Task statement: Write out the data below exactly as given, without any of its pictures.

Provided entries:

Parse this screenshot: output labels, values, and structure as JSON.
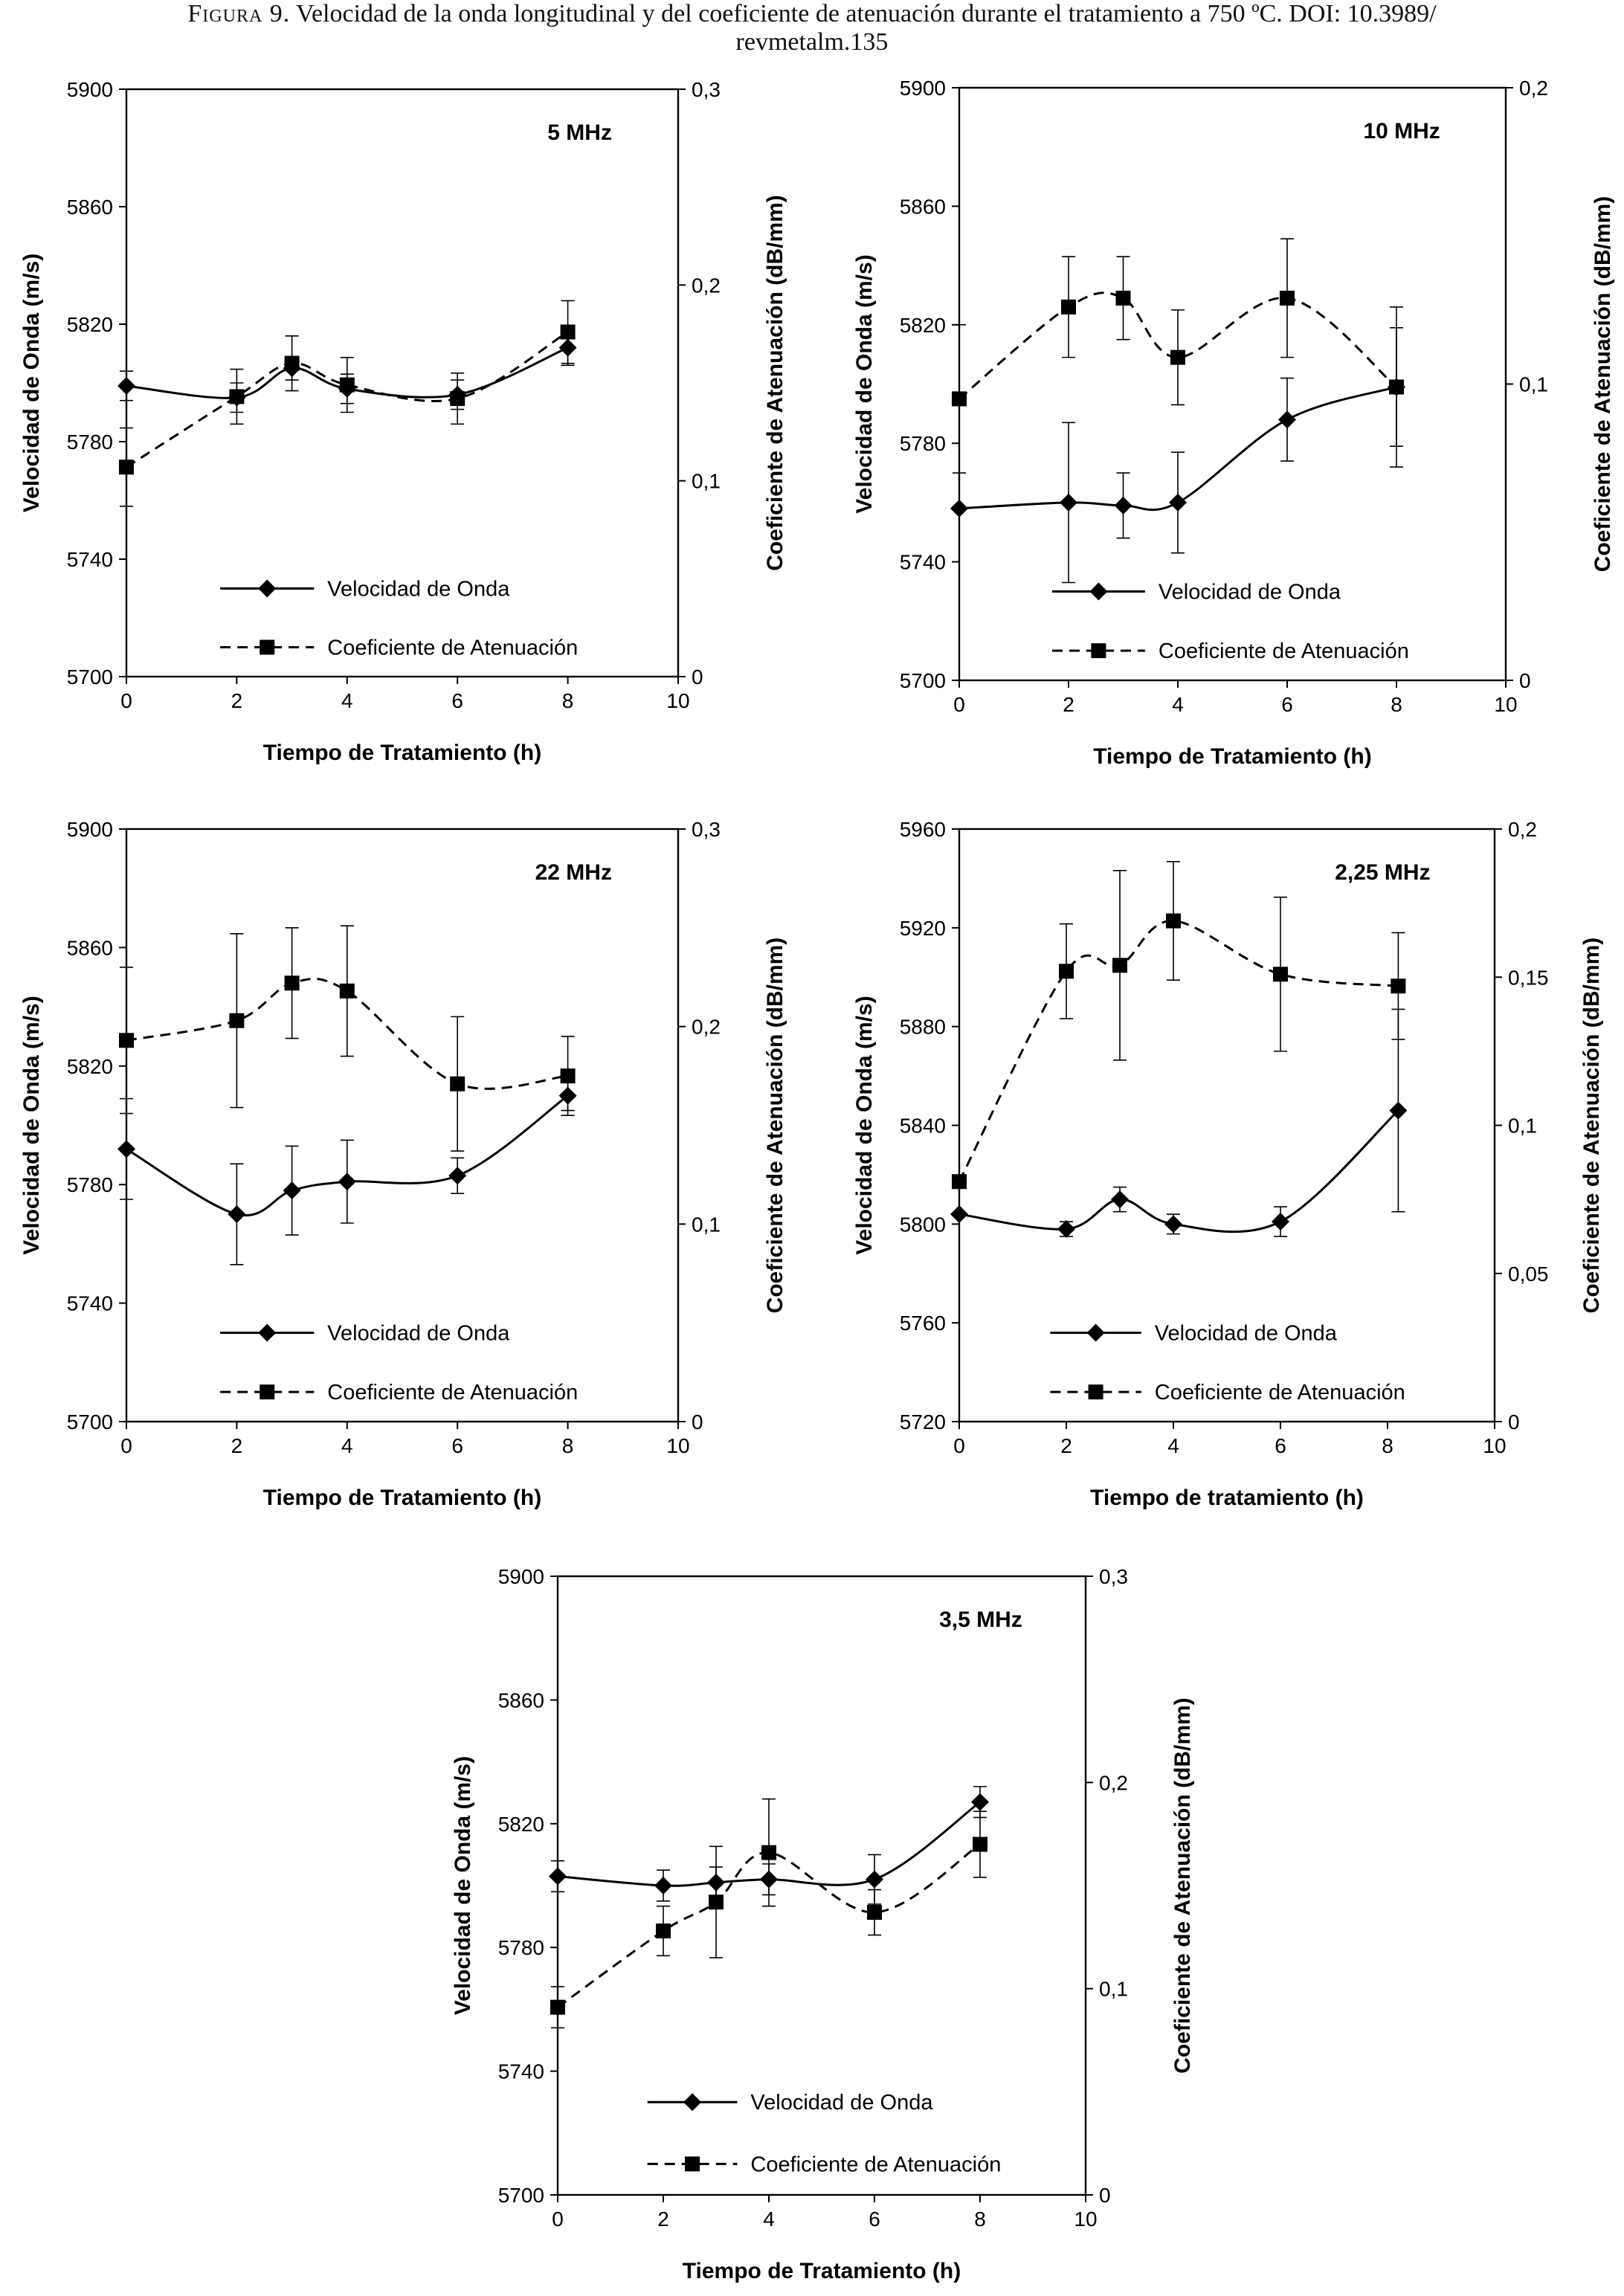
{
  "caption": {
    "label": "Figura 9.",
    "text_line1": "Velocidad de la onda longitudinal y del coeficiente de atenuación durante el tratamiento a 750 ºC. DOI: 10.3989/",
    "text_line2": "revmetalm.135"
  },
  "colors": {
    "ink": "#000000",
    "background": "#ffffff"
  },
  "chart_data": [
    {
      "type": "line",
      "annotation": "5 MHz",
      "xlabel": "Tiempo de Tratamiento (h)",
      "ylabel": "Velocidad de Onda (m/s)",
      "ylabel2": "Coeficiente de Atenuación (dB/mm)",
      "xlim": [
        0,
        10
      ],
      "ylim": [
        5700,
        5900
      ],
      "y2lim": [
        0,
        0.3
      ],
      "xticks": [
        "0",
        "2",
        "4",
        "6",
        "8",
        "10"
      ],
      "yticks": [
        "5700",
        "5740",
        "5780",
        "5820",
        "5860",
        "5900"
      ],
      "y2ticks": [
        "0",
        "0,1",
        "0,2",
        "0,3"
      ],
      "legend_position": "lower-left",
      "series": [
        {
          "name": "Velocidad de Onda",
          "axis": "left",
          "marker": "diamond",
          "dash": "solid",
          "x": [
            0,
            2,
            3,
            4,
            6,
            8
          ],
          "y": [
            5799,
            5795,
            5805,
            5798,
            5796,
            5812
          ],
          "err": [
            5,
            5,
            4,
            5,
            5,
            6
          ]
        },
        {
          "name": "Coeficiente de Atenuación",
          "axis": "right",
          "marker": "square",
          "dash": "dashed",
          "x": [
            0,
            2,
            3,
            4,
            6,
            8
          ],
          "y": [
            0.107,
            0.143,
            0.16,
            0.149,
            0.142,
            0.176
          ],
          "err": [
            0.02,
            0.014,
            0.014,
            0.014,
            0.013,
            0.016
          ]
        }
      ]
    },
    {
      "type": "line",
      "annotation": "10 MHz",
      "xlabel": "Tiempo de Tratamiento (h)",
      "ylabel": "Velocidad de Onda (m/s)",
      "ylabel2": "Coeficiente de Atenuación (dB/mm)",
      "xlim": [
        0,
        10
      ],
      "ylim": [
        5700,
        5900
      ],
      "y2lim": [
        0,
        0.2
      ],
      "xticks": [
        "0",
        "2",
        "4",
        "6",
        "8",
        "10"
      ],
      "yticks": [
        "5700",
        "5740",
        "5780",
        "5820",
        "5860",
        "5900"
      ],
      "y2ticks": [
        "0",
        "0,1",
        "0,2"
      ],
      "legend_position": "lower-left",
      "series": [
        {
          "name": "Velocidad de Onda",
          "axis": "left",
          "marker": "diamond",
          "dash": "solid",
          "x": [
            0,
            2,
            3,
            4,
            6,
            8
          ],
          "y": [
            5758,
            5760,
            5759,
            5760,
            5788,
            5799
          ],
          "err": [
            0,
            27,
            11,
            17,
            14,
            20
          ]
        },
        {
          "name": "Coeficiente de Atenuación",
          "axis": "right",
          "marker": "square",
          "dash": "dashed",
          "x": [
            0,
            2,
            3,
            4,
            6,
            8
          ],
          "y": [
            0.095,
            0.126,
            0.129,
            0.109,
            0.129,
            0.099
          ],
          "err": [
            0.025,
            0.017,
            0.014,
            0.016,
            0.02,
            0.027
          ]
        }
      ]
    },
    {
      "type": "line",
      "annotation": "22 MHz",
      "xlabel": "Tiempo de Tratamiento (h)",
      "ylabel": "Velocidad de Onda (m/s)",
      "ylabel2": "Coeficiente de Atenuación (dB/mm)",
      "xlim": [
        0,
        10
      ],
      "ylim": [
        5700,
        5900
      ],
      "y2lim": [
        0,
        0.3
      ],
      "xticks": [
        "0",
        "2",
        "4",
        "6",
        "8",
        "10"
      ],
      "yticks": [
        "5700",
        "5740",
        "5780",
        "5820",
        "5860",
        "5900"
      ],
      "y2ticks": [
        "0",
        "0,1",
        "0,2",
        "0,3"
      ],
      "legend_position": "lower-left",
      "series": [
        {
          "name": "Velocidad de Onda",
          "axis": "left",
          "marker": "diamond",
          "dash": "solid",
          "x": [
            0,
            2,
            3,
            4,
            6,
            8
          ],
          "y": [
            5792,
            5770,
            5778,
            5781,
            5783,
            5810
          ],
          "err": [
            17,
            17,
            15,
            14,
            6,
            5
          ]
        },
        {
          "name": "Coeficiente de Atenuación",
          "axis": "right",
          "marker": "square",
          "dash": "dashed",
          "x": [
            0,
            2,
            3,
            4,
            6,
            8
          ],
          "y": [
            0.193,
            0.203,
            0.222,
            0.218,
            0.171,
            0.175
          ],
          "err": [
            0.037,
            0.044,
            0.028,
            0.033,
            0.034,
            0.02
          ]
        }
      ]
    },
    {
      "type": "line",
      "annotation": "2,25 MHz",
      "xlabel": "Tiempo de tratamiento (h)",
      "ylabel": "Velocidad de Onda (m/s)",
      "ylabel2": "Coeficiente de Atenuación (dB/mm)",
      "xlim": [
        0,
        10
      ],
      "ylim": [
        5720,
        5960
      ],
      "y2lim": [
        0,
        0.2
      ],
      "xticks": [
        "0",
        "2",
        "4",
        "6",
        "8",
        "10"
      ],
      "yticks": [
        "5720",
        "5760",
        "5800",
        "5840",
        "5880",
        "5920",
        "5960"
      ],
      "y2ticks": [
        "0",
        "0,05",
        "0,1",
        "0,15",
        "0,2"
      ],
      "legend_position": "lower-left",
      "series": [
        {
          "name": "Velocidad de Onda",
          "axis": "left",
          "marker": "diamond",
          "dash": "solid",
          "x": [
            0,
            2,
            3,
            4,
            6,
            8.2
          ],
          "y": [
            5804,
            5798,
            5810,
            5800,
            5801,
            5846
          ],
          "err": [
            0,
            3,
            5,
            4,
            6,
            41
          ]
        },
        {
          "name": "Coeficiente de Atenuación",
          "axis": "right",
          "marker": "square",
          "dash": "dashed",
          "x": [
            0,
            2,
            3,
            4,
            6,
            8.2
          ],
          "y": [
            0.081,
            0.152,
            0.154,
            0.169,
            0.151,
            0.147
          ],
          "err": [
            0,
            0.016,
            0.032,
            0.02,
            0.026,
            0.018
          ]
        }
      ]
    },
    {
      "type": "line",
      "annotation": "3,5 MHz",
      "xlabel": "Tiempo de Tratamiento (h)",
      "ylabel": "Velocidad de Onda (m/s)",
      "ylabel2": "Coeficiente de Atenuación (dB/mm)",
      "xlim": [
        0,
        10
      ],
      "ylim": [
        5700,
        5900
      ],
      "y2lim": [
        0,
        0.3
      ],
      "xticks": [
        "0",
        "2",
        "4",
        "6",
        "8",
        "10"
      ],
      "yticks": [
        "5700",
        "5740",
        "5780",
        "5820",
        "5860",
        "5900"
      ],
      "y2ticks": [
        "0",
        "0,1",
        "0,2",
        "0,3"
      ],
      "legend_position": "lower-left",
      "series": [
        {
          "name": "Velocidad de Onda",
          "axis": "left",
          "marker": "diamond",
          "dash": "solid",
          "x": [
            0,
            2,
            3,
            4,
            6,
            8
          ],
          "y": [
            5803,
            5800,
            5801,
            5802,
            5802,
            5827
          ],
          "err": [
            5,
            5,
            5,
            5,
            8,
            5
          ]
        },
        {
          "name": "Coeficiente de Atenuación",
          "axis": "right",
          "marker": "square",
          "dash": "dashed",
          "x": [
            0,
            2,
            3,
            4,
            6,
            8
          ],
          "y": [
            0.091,
            0.128,
            0.142,
            0.166,
            0.137,
            0.17
          ],
          "err": [
            0.01,
            0.012,
            0.027,
            0.026,
            0.011,
            0.016
          ]
        }
      ]
    }
  ]
}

Task solution:
Parse this screenshot: output labels, values, and structure as JSON.
{
  "caption": {
    "label": "Figura 9.",
    "text_line1": "Velocidad de la onda longitudinal y del coeficiente de atenuación durante el tratamiento a 750 ºC. DOI: 10.3989/",
    "text_line2": "revmetalm.135"
  },
  "colors": {
    "ink": "#000000",
    "background": "#ffffff"
  },
  "chart_data": [
    {
      "type": "line",
      "annotation": "5 MHz",
      "xlabel": "Tiempo de Tratamiento (h)",
      "ylabel": "Velocidad de Onda (m/s)",
      "ylabel2": "Coeficiente de Atenuación (dB/mm)",
      "xlim": [
        0,
        10
      ],
      "ylim": [
        5700,
        5900
      ],
      "y2lim": [
        0,
        0.3
      ],
      "xticks": [
        "0",
        "2",
        "4",
        "6",
        "8",
        "10"
      ],
      "yticks": [
        "5700",
        "5740",
        "5780",
        "5820",
        "5860",
        "5900"
      ],
      "y2ticks": [
        "0",
        "0,1",
        "0,2",
        "0,3"
      ],
      "legend_position": "lower-left",
      "series": [
        {
          "name": "Velocidad de Onda",
          "axis": "left",
          "marker": "diamond",
          "dash": "solid",
          "x": [
            0,
            2,
            3,
            4,
            6,
            8
          ],
          "y": [
            5799,
            5795,
            5805,
            5798,
            5796,
            5812
          ],
          "err": [
            5,
            5,
            4,
            5,
            5,
            6
          ]
        },
        {
          "name": "Coeficiente de Atenuación",
          "axis": "right",
          "marker": "square",
          "dash": "dashed",
          "x": [
            0,
            2,
            3,
            4,
            6,
            8
          ],
          "y": [
            0.107,
            0.143,
            0.16,
            0.149,
            0.142,
            0.176
          ],
          "err": [
            0.02,
            0.014,
            0.014,
            0.014,
            0.013,
            0.016
          ]
        }
      ]
    },
    {
      "type": "line",
      "annotation": "10 MHz",
      "xlabel": "Tiempo de Tratamiento (h)",
      "ylabel": "Velocidad de Onda (m/s)",
      "ylabel2": "Coeficiente de Atenuación (dB/mm)",
      "xlim": [
        0,
        10
      ],
      "ylim": [
        5700,
        5900
      ],
      "y2lim": [
        0,
        0.2
      ],
      "xticks": [
        "0",
        "2",
        "4",
        "6",
        "8",
        "10"
      ],
      "yticks": [
        "5700",
        "5740",
        "5780",
        "5820",
        "5860",
        "5900"
      ],
      "y2ticks": [
        "0",
        "0,1",
        "0,2"
      ],
      "legend_position": "lower-left",
      "series": [
        {
          "name": "Velocidad de Onda",
          "axis": "left",
          "marker": "diamond",
          "dash": "solid",
          "x": [
            0,
            2,
            3,
            4,
            6,
            8
          ],
          "y": [
            5758,
            5760,
            5759,
            5760,
            5788,
            5799
          ],
          "err": [
            0,
            27,
            11,
            17,
            14,
            20
          ]
        },
        {
          "name": "Coeficiente de Atenuación",
          "axis": "right",
          "marker": "square",
          "dash": "dashed",
          "x": [
            0,
            2,
            3,
            4,
            6,
            8
          ],
          "y": [
            0.095,
            0.126,
            0.129,
            0.109,
            0.129,
            0.099
          ],
          "err": [
            0.025,
            0.017,
            0.014,
            0.016,
            0.02,
            0.027
          ]
        }
      ]
    },
    {
      "type": "line",
      "annotation": "22 MHz",
      "xlabel": "Tiempo de Tratamiento (h)",
      "ylabel": "Velocidad de Onda (m/s)",
      "ylabel2": "Coeficiente de Atenuación (dB/mm)",
      "xlim": [
        0,
        10
      ],
      "ylim": [
        5700,
        5900
      ],
      "y2lim": [
        0,
        0.3
      ],
      "xticks": [
        "0",
        "2",
        "4",
        "6",
        "8",
        "10"
      ],
      "yticks": [
        "5700",
        "5740",
        "5780",
        "5820",
        "5860",
        "5900"
      ],
      "y2ticks": [
        "0",
        "0,1",
        "0,2",
        "0,3"
      ],
      "legend_position": "lower-left",
      "series": [
        {
          "name": "Velocidad de Onda",
          "axis": "left",
          "marker": "diamond",
          "dash": "solid",
          "x": [
            0,
            2,
            3,
            4,
            6,
            8
          ],
          "y": [
            5792,
            5770,
            5778,
            5781,
            5783,
            5810
          ],
          "err": [
            17,
            17,
            15,
            14,
            6,
            5
          ]
        },
        {
          "name": "Coeficiente de Atenuación",
          "axis": "right",
          "marker": "square",
          "dash": "dashed",
          "x": [
            0,
            2,
            3,
            4,
            6,
            8
          ],
          "y": [
            0.193,
            0.203,
            0.222,
            0.218,
            0.171,
            0.175
          ],
          "err": [
            0.037,
            0.044,
            0.028,
            0.033,
            0.034,
            0.02
          ]
        }
      ]
    },
    {
      "type": "line",
      "annotation": "2,25 MHz",
      "xlabel": "Tiempo de tratamiento (h)",
      "ylabel": "Velocidad de Onda (m/s)",
      "ylabel2": "Coeficiente de Atenuación (dB/mm)",
      "xlim": [
        0,
        10
      ],
      "ylim": [
        5720,
        5960
      ],
      "y2lim": [
        0,
        0.2
      ],
      "xticks": [
        "0",
        "2",
        "4",
        "6",
        "8",
        "10"
      ],
      "yticks": [
        "5720",
        "5760",
        "5800",
        "5840",
        "5880",
        "5920",
        "5960"
      ],
      "y2ticks": [
        "0",
        "0,05",
        "0,1",
        "0,15",
        "0,2"
      ],
      "legend_position": "lower-left",
      "series": [
        {
          "name": "Velocidad de Onda",
          "axis": "left",
          "marker": "diamond",
          "dash": "solid",
          "x": [
            0,
            2,
            3,
            4,
            6,
            8.2
          ],
          "y": [
            5804,
            5798,
            5810,
            5800,
            5801,
            5846
          ],
          "err": [
            0,
            3,
            5,
            4,
            6,
            41
          ]
        },
        {
          "name": "Coeficiente de Atenuación",
          "axis": "right",
          "marker": "square",
          "dash": "dashed",
          "x": [
            0,
            2,
            3,
            4,
            6,
            8.2
          ],
          "y": [
            0.081,
            0.152,
            0.154,
            0.169,
            0.151,
            0.147
          ],
          "err": [
            0,
            0.016,
            0.032,
            0.02,
            0.026,
            0.018
          ]
        }
      ]
    },
    {
      "type": "line",
      "annotation": "3,5 MHz",
      "xlabel": "Tiempo de Tratamiento (h)",
      "ylabel": "Velocidad de Onda (m/s)",
      "ylabel2": "Coeficiente de Atenuación (dB/mm)",
      "xlim": [
        0,
        10
      ],
      "ylim": [
        5700,
        5900
      ],
      "y2lim": [
        0,
        0.3
      ],
      "xticks": [
        "0",
        "2",
        "4",
        "6",
        "8",
        "10"
      ],
      "yticks": [
        "5700",
        "5740",
        "5780",
        "5820",
        "5860",
        "5900"
      ],
      "y2ticks": [
        "0",
        "0,1",
        "0,2",
        "0,3"
      ],
      "legend_position": "lower-left",
      "series": [
        {
          "name": "Velocidad de Onda",
          "axis": "left",
          "marker": "diamond",
          "dash": "solid",
          "x": [
            0,
            2,
            3,
            4,
            6,
            8
          ],
          "y": [
            5803,
            5800,
            5801,
            5802,
            5802,
            5827
          ],
          "err": [
            5,
            5,
            5,
            5,
            8,
            5
          ]
        },
        {
          "name": "Coeficiente de Atenuación",
          "axis": "right",
          "marker": "square",
          "dash": "dashed",
          "x": [
            0,
            2,
            3,
            4,
            6,
            8
          ],
          "y": [
            0.091,
            0.128,
            0.142,
            0.166,
            0.137,
            0.17
          ],
          "err": [
            0.01,
            0.012,
            0.027,
            0.026,
            0.011,
            0.016
          ]
        }
      ]
    }
  ]
}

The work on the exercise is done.